WHAT TO WORK ON >>
1. In the passage on the NW Holdings credit agreement, what consolidated indebtedness to total capitalization ratio did NW Holdings have at June 30, 2024?
2. Write the next part of the passage on the NW Holdings credit agreement, starting after its final sentence.

TEXT BLOCK >>
The NW Holdings credit agreement permits the issuance of letters of credit in an aggregate amount of up to $40 million. The principal amount of borrowings under the credit agreement is due and payable on the maturity date. The credit agreement requires NW Holdings to maintain a consolidated indebtedness to total capitalization ratio of 70% or less. Failure to comply with this covenant would entitle the lenders to terminate their lending commitments and accelerate the maturity of all amounts outstanding. NW Holdings was in compliance with this covenant at June 30, 2024 and 2023, with consolidated indebtedness to total capitalization ratios of 55.1% and 56.0%, respectively.

The NW Holdings credit agreement also requires NW Holdings to maintain debt ratings (which are defined by a formula using NW Natural's credit ratings in the event NW Holdings does not have a credit rating) with Standard & Poor's (S&P) and Moody's Investors Service, Inc. (Moody’s) and notify the lenders of any change in its senior unsecured debt ratings or senior secured debt ratings, as applicable, by such rating agencies. A change in NW Holdings' debt ratings by S&P or Moody’s is not an event of default, nor is the maintenance of a specific minimum level of debt rating a condition of drawing upon the credit agreement. Rather, interest rates on any loans outstanding under the credit agreements are tied to debt ratings and therefore, a change in the debt rating would increase or decrease the cost of any loans under the credit agreements when ratings are changed. NW Holdings maintains a credit rating with S&P of A and does not currently maintain ratings with Moody's.

MATERIAL >>

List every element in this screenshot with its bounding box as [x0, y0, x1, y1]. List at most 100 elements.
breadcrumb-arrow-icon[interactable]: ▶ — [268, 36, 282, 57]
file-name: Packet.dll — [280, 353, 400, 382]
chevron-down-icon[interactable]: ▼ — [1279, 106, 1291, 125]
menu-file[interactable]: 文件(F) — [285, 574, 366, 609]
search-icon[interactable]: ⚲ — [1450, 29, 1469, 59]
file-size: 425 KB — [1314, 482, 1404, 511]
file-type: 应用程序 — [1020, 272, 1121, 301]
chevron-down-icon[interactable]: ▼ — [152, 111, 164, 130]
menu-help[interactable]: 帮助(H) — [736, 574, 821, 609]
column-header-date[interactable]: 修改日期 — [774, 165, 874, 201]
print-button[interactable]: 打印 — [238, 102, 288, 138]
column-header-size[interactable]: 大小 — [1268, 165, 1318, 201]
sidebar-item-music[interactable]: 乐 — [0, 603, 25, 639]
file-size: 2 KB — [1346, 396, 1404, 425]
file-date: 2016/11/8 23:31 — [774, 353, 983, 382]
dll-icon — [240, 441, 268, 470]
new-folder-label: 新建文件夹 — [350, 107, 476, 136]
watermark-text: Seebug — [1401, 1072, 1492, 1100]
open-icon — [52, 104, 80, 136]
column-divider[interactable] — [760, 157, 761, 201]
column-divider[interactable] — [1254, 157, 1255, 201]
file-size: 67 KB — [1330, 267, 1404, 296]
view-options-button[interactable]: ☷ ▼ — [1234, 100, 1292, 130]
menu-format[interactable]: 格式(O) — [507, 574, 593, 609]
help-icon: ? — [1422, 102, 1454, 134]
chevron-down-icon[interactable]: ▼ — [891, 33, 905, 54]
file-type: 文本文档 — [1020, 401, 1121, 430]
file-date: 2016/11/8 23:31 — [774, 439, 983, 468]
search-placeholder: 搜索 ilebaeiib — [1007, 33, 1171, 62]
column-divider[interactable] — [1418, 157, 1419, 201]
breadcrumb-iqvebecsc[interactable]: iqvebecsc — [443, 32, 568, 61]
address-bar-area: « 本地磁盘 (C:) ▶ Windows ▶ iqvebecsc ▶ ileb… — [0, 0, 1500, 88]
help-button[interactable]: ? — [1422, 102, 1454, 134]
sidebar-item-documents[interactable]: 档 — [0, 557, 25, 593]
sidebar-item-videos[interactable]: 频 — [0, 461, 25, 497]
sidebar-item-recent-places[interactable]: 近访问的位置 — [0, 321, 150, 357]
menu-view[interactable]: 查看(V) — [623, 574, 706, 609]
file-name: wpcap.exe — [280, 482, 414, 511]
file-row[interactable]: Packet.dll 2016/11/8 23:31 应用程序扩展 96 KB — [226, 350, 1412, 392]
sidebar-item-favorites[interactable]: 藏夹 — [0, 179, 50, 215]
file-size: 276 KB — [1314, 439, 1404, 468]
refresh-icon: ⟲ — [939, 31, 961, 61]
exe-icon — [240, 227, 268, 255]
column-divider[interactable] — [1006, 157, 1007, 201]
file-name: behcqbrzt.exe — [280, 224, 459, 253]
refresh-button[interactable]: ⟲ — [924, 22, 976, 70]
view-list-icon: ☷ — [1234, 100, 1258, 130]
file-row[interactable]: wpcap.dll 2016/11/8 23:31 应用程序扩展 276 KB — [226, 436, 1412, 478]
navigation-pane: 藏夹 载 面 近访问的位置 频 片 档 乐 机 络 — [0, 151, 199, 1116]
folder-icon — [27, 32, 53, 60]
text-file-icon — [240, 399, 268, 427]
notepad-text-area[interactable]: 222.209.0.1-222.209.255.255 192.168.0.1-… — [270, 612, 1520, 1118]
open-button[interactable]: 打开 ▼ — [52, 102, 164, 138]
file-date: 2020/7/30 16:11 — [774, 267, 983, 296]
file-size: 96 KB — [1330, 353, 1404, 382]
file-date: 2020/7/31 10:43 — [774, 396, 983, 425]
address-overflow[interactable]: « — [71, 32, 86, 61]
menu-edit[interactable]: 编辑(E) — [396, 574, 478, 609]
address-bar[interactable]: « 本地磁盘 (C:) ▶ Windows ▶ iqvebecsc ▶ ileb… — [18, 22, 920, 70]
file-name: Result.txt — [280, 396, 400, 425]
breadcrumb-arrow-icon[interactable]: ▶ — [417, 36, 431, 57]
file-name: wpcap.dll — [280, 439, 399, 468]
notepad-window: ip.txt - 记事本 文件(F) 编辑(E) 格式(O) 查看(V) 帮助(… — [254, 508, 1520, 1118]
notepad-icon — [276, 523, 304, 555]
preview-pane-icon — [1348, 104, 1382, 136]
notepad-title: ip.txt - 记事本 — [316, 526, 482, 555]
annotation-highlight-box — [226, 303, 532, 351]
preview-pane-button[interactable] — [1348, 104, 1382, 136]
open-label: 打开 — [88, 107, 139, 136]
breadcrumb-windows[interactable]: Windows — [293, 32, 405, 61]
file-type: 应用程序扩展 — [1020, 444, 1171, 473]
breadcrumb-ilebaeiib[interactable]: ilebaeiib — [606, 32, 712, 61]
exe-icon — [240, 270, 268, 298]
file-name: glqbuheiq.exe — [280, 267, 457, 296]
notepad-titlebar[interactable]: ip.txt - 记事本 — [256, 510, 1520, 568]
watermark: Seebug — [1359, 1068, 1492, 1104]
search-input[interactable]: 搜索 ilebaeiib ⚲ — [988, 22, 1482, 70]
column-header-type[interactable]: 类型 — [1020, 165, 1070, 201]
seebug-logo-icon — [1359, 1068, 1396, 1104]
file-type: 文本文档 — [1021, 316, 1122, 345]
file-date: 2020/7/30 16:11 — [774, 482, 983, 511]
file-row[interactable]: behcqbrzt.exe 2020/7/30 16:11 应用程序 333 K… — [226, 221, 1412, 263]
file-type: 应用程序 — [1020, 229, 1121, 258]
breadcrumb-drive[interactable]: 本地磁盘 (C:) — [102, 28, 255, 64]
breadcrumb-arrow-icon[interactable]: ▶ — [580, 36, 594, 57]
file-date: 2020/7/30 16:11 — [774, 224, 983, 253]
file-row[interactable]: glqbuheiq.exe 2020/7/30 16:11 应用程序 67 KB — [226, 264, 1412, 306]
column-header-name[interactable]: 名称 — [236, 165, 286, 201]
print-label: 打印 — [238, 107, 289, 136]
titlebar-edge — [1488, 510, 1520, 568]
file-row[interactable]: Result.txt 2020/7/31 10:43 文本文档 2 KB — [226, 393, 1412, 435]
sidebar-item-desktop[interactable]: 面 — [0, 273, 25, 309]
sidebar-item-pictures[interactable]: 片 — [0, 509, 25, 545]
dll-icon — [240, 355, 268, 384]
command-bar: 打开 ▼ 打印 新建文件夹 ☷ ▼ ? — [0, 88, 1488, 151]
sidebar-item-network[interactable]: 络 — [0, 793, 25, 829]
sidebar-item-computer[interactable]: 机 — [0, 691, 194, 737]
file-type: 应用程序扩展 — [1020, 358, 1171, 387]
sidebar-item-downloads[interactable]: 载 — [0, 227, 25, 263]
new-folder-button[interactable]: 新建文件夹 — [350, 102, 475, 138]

SOLVED PROBLEMS >>
1. 55.1%

2.
NW Holdings had no letters of credit issued and outstanding under the credit agreement at June 30, 2024 and 2023.

NW Natural
At June 30, 2024, NW Natural had a sustainability-linked multi-year credit agreement for unsecured revolving loans totaling $400 million, with a feature that allows NW Natural to request increases in the total commitment amount, up to a maximum of $600 million. The maturity date of the agreement is November 3, 2026 with an available extension of commitments for two additional one-year periods, subject to lender approval.

All lenders under the NW Natural credit agreement are major financial institutions with committed balances and investment grade credit ratings as of June 30, 2024 as follows:
In millions
Lender rating, by categoryLoan Commitment
AA/Aa$400 
Total$400 

Based on credit market conditions, it is possible one or more lending commitments could be unavailable to NW Natural if the lender defaulted due to lack of funds or insolvency; however, NW Natural does not believe this risk to be imminent due to the lenders' strong investment-grade credit ratings. NW Natural did not have any outstanding balances drawn under this credit facility at June 30, 2024, June 30, 2023 and December 31, 2023.

The NW Natural credit agreement permits the issuance of letters of credit in an aggregate amount of up to $60 million. The principal amount of borrowings under the credit agreement is due and payable on the maturity date. There were no outstanding balances under this credit agreement at June 30, 2024 or 2023. The credit agreement requires NW Natural to maintain a consolidated indebtedness to total capitalization ratio of 70% or less. Failure to comply with this covenant would entitle the lenders to terminate their lending commitments and accelerate the maturity of all amounts outstanding. NW Natural was in compliance with this covenant at June 30, 2024 and 2023, with consolidated indebtedness to total capitalization ratios of 51.9% and 52.3%, respectively.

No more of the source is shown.